→ **What is being asked**: Copy every entry exactly as given, minus the images.

◇ ◇ ◇ ◇ ◇

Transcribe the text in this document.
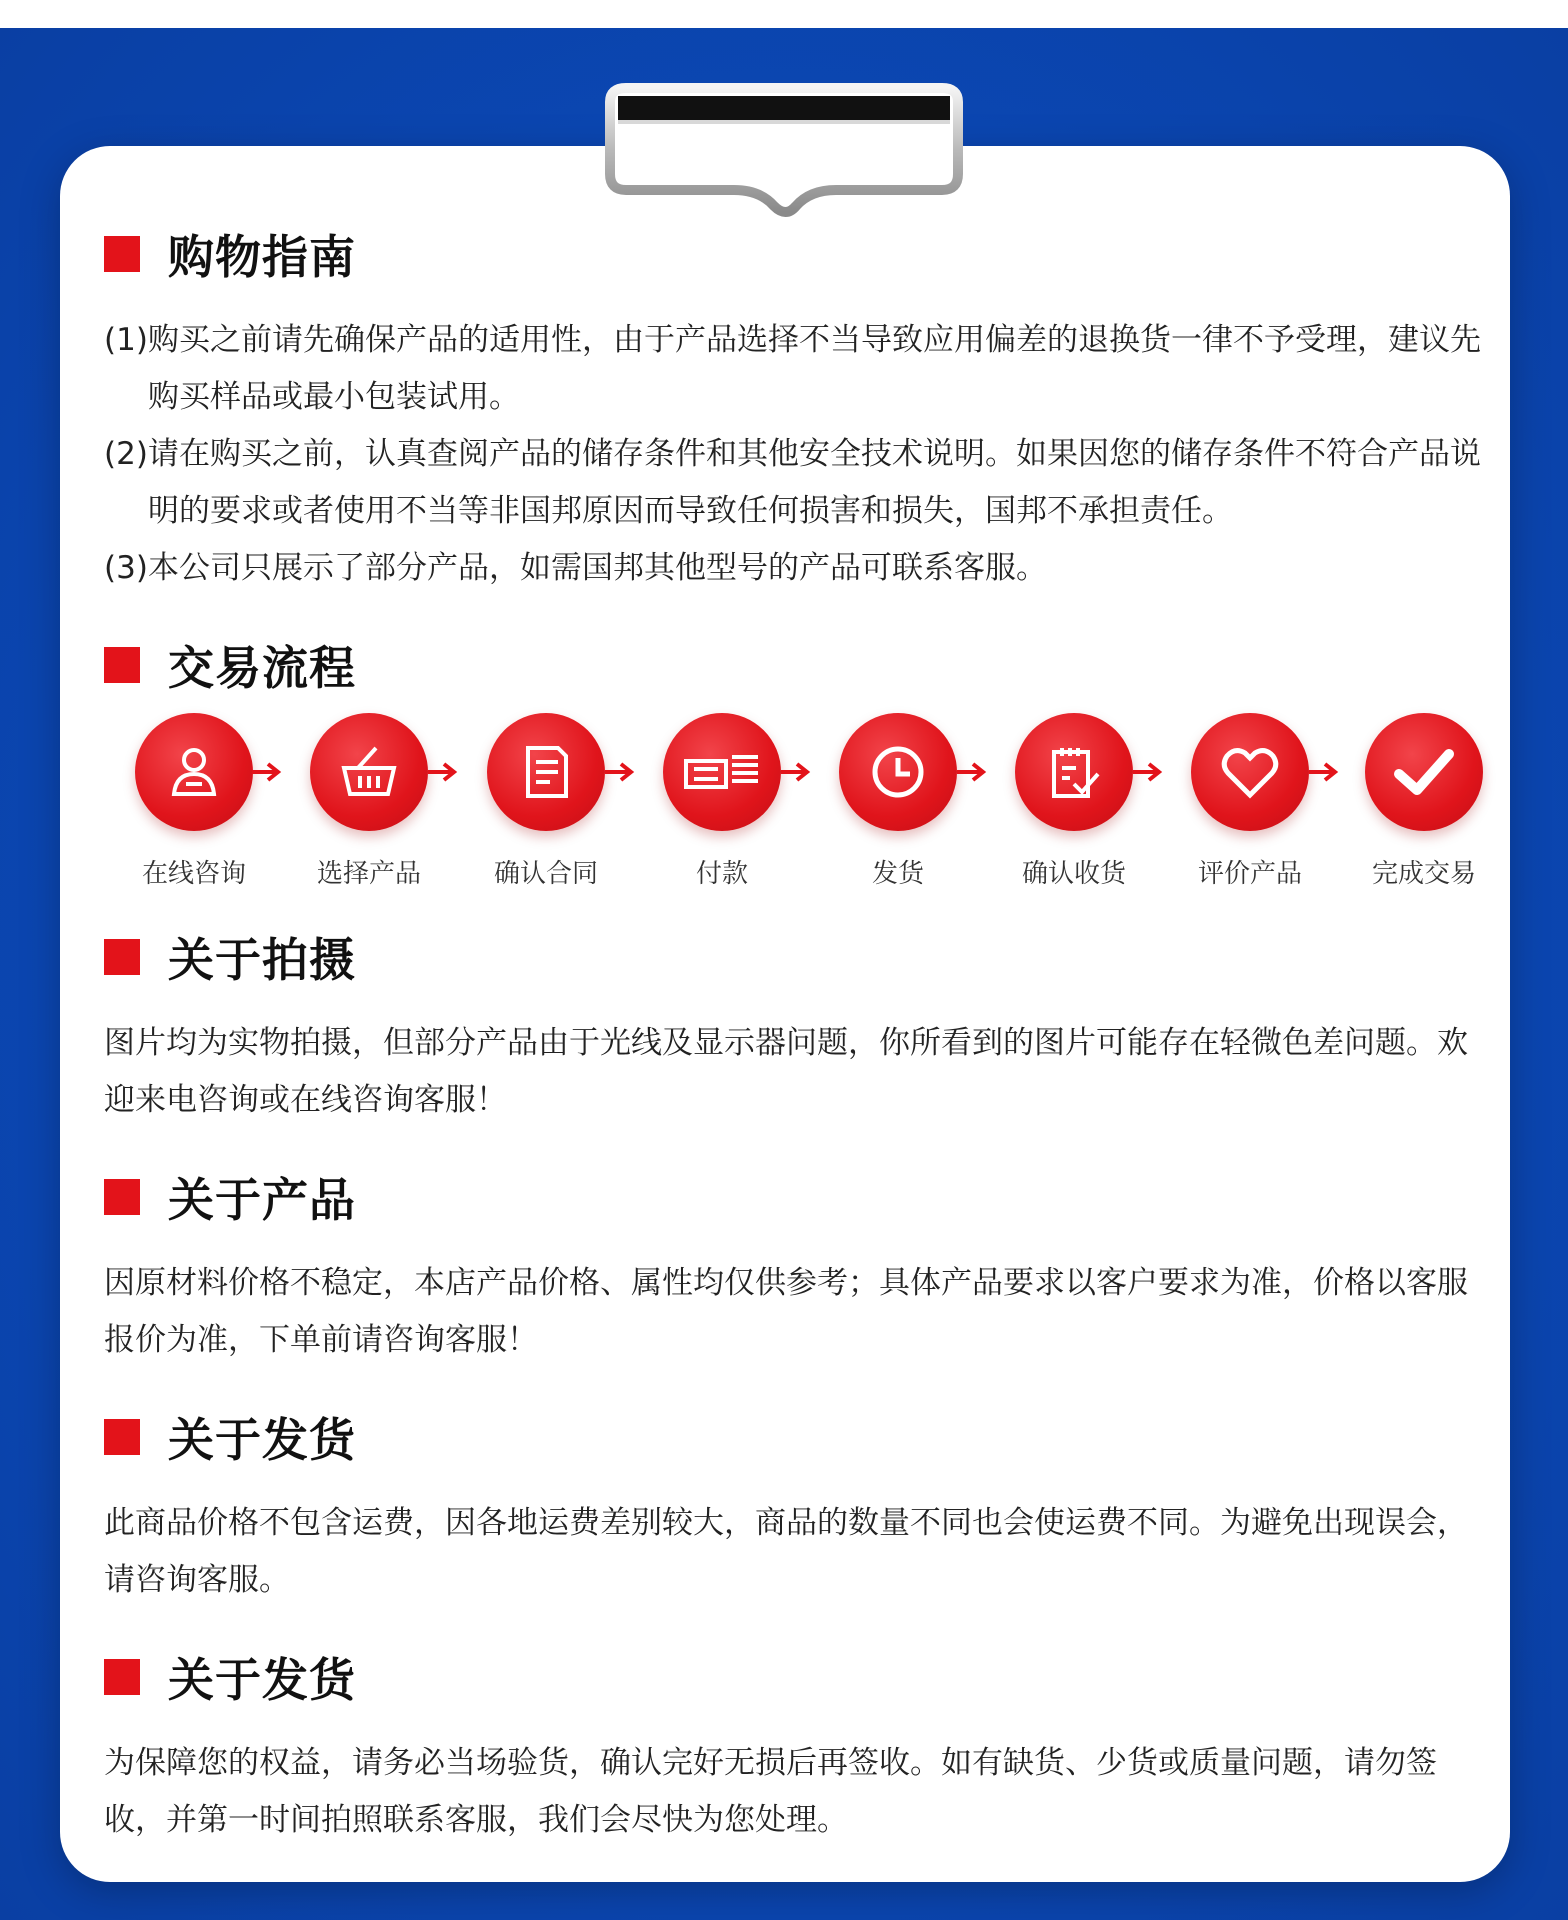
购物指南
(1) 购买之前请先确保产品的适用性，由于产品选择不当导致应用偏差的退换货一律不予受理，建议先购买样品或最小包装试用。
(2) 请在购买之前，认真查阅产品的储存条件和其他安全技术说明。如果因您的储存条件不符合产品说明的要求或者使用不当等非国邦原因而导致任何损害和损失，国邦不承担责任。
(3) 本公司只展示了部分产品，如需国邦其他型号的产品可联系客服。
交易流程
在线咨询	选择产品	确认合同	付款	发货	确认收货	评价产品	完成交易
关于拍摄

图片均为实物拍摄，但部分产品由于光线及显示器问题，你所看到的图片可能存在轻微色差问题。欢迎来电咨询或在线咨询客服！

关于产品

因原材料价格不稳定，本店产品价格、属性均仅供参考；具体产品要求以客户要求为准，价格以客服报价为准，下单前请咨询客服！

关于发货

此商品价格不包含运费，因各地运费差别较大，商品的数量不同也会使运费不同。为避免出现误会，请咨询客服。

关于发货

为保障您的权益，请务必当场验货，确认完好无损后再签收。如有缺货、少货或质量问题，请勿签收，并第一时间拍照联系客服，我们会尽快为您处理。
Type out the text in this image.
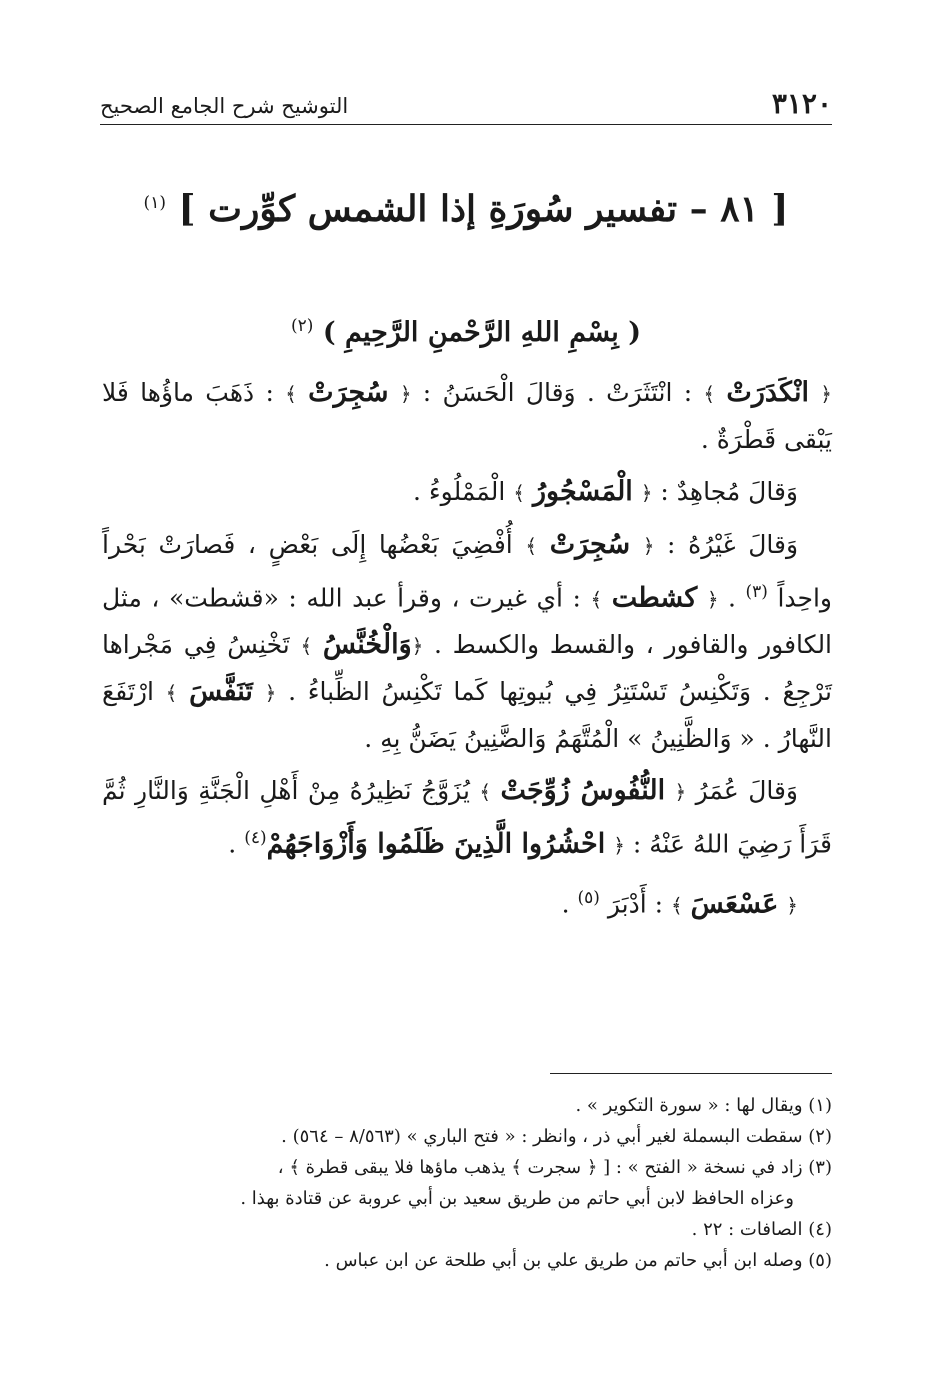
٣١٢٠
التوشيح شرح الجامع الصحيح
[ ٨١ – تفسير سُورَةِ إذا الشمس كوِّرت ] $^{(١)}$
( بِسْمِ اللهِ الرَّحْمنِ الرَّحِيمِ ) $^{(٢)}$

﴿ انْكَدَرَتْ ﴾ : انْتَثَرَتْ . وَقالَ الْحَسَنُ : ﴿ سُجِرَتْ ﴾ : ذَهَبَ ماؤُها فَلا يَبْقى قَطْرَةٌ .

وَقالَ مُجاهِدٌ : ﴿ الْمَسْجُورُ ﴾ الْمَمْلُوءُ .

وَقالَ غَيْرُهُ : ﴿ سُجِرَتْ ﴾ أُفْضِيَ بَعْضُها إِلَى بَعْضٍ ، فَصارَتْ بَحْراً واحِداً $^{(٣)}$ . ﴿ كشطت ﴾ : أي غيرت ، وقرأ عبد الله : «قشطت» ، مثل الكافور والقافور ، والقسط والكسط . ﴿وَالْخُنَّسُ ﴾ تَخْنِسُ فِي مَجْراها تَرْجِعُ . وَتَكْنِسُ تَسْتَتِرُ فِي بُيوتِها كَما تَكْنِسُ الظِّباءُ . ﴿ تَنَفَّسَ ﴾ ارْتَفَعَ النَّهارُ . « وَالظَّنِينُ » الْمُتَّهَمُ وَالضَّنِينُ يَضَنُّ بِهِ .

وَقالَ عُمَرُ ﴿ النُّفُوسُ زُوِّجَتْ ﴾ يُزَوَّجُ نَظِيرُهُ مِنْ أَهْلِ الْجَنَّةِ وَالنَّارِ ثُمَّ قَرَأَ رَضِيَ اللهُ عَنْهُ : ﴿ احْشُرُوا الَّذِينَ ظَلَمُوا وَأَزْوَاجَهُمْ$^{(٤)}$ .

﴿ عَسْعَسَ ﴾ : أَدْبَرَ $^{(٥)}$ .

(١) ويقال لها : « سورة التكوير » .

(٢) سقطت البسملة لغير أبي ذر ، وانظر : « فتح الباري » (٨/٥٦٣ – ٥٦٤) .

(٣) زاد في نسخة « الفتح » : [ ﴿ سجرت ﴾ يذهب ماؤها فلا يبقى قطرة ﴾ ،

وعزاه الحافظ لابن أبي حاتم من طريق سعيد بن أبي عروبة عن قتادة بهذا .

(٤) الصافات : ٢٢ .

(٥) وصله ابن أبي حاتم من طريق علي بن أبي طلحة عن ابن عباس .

◇ ◇ ◇ ◇ ◇

→ **Answer**:
Transcribe the text in this document.
购物指南
(1) 购买之前请先确保产品的适用性，由于产品选择不当导致应用偏差的退换货一律不予受理，建议先购买样品或最小包装试用。
(2) 请在购买之前，认真查阅产品的储存条件和其他安全技术说明。如果因您的储存条件不符合产品说明的要求或者使用不当等非国邦原因而导致任何损害和损失，国邦不承担责任。
(3) 本公司只展示了部分产品，如需国邦其他型号的产品可联系客服。
交易流程
在线咨询	选择产品	确认合同	付款	发货	确认收货	评价产品	完成交易
关于拍摄

图片均为实物拍摄，但部分产品由于光线及显示器问题，你所看到的图片可能存在轻微色差问题。欢迎来电咨询或在线咨询客服！

关于产品

因原材料价格不稳定，本店产品价格、属性均仅供参考；具体产品要求以客户要求为准，价格以客服报价为准，下单前请咨询客服！

关于发货

此商品价格不包含运费，因各地运费差别较大，商品的数量不同也会使运费不同。为避免出现误会，请咨询客服。

关于发货

为保障您的权益，请务必当场验货，确认完好无损后再签收。如有缺货、少货或质量问题，请勿签收，并第一时间拍照联系客服，我们会尽快为您处理。
Type out the text in this image.
٣١٢٠
التوشيح شرح الجامع الصحيح
[ ٨١ – تفسير سُورَةِ إذا الشمس كوِّرت ] $^{(١)}$
( بِسْمِ اللهِ الرَّحْمنِ الرَّحِيمِ ) $^{(٢)}$

﴿ انْكَدَرَتْ ﴾ : انْتَثَرَتْ . وَقالَ الْحَسَنُ : ﴿ سُجِرَتْ ﴾ : ذَهَبَ ماؤُها فَلا يَبْقى قَطْرَةٌ .

وَقالَ مُجاهِدٌ : ﴿ الْمَسْجُورُ ﴾ الْمَمْلُوءُ .

وَقالَ غَيْرُهُ : ﴿ سُجِرَتْ ﴾ أُفْضِيَ بَعْضُها إِلَى بَعْضٍ ، فَصارَتْ بَحْراً واحِداً $^{(٣)}$ . ﴿ كشطت ﴾ : أي غيرت ، وقرأ عبد الله : «قشطت» ، مثل الكافور والقافور ، والقسط والكسط . ﴿وَالْخُنَّسُ ﴾ تَخْنِسُ فِي مَجْراها تَرْجِعُ . وَتَكْنِسُ تَسْتَتِرُ فِي بُيوتِها كَما تَكْنِسُ الظِّباءُ . ﴿ تَنَفَّسَ ﴾ ارْتَفَعَ النَّهارُ . « وَالظَّنِينُ » الْمُتَّهَمُ وَالضَّنِينُ يَضَنُّ بِهِ .

وَقالَ عُمَرُ ﴿ النُّفُوسُ زُوِّجَتْ ﴾ يُزَوَّجُ نَظِيرُهُ مِنْ أَهْلِ الْجَنَّةِ وَالنَّارِ ثُمَّ قَرَأَ رَضِيَ اللهُ عَنْهُ : ﴿ احْشُرُوا الَّذِينَ ظَلَمُوا وَأَزْوَاجَهُمْ$^{(٤)}$ .

﴿ عَسْعَسَ ﴾ : أَدْبَرَ $^{(٥)}$ .

(١) ويقال لها : « سورة التكوير » .

(٢) سقطت البسملة لغير أبي ذر ، وانظر : « فتح الباري » (٨/٥٦٣ – ٥٦٤) .

(٣) زاد في نسخة « الفتح » : [ ﴿ سجرت ﴾ يذهب ماؤها فلا يبقى قطرة ﴾ ،

وعزاه الحافظ لابن أبي حاتم من طريق سعيد بن أبي عروبة عن قتادة بهذا .

(٤) الصافات : ٢٢ .

(٥) وصله ابن أبي حاتم من طريق علي بن أبي طلحة عن ابن عباس .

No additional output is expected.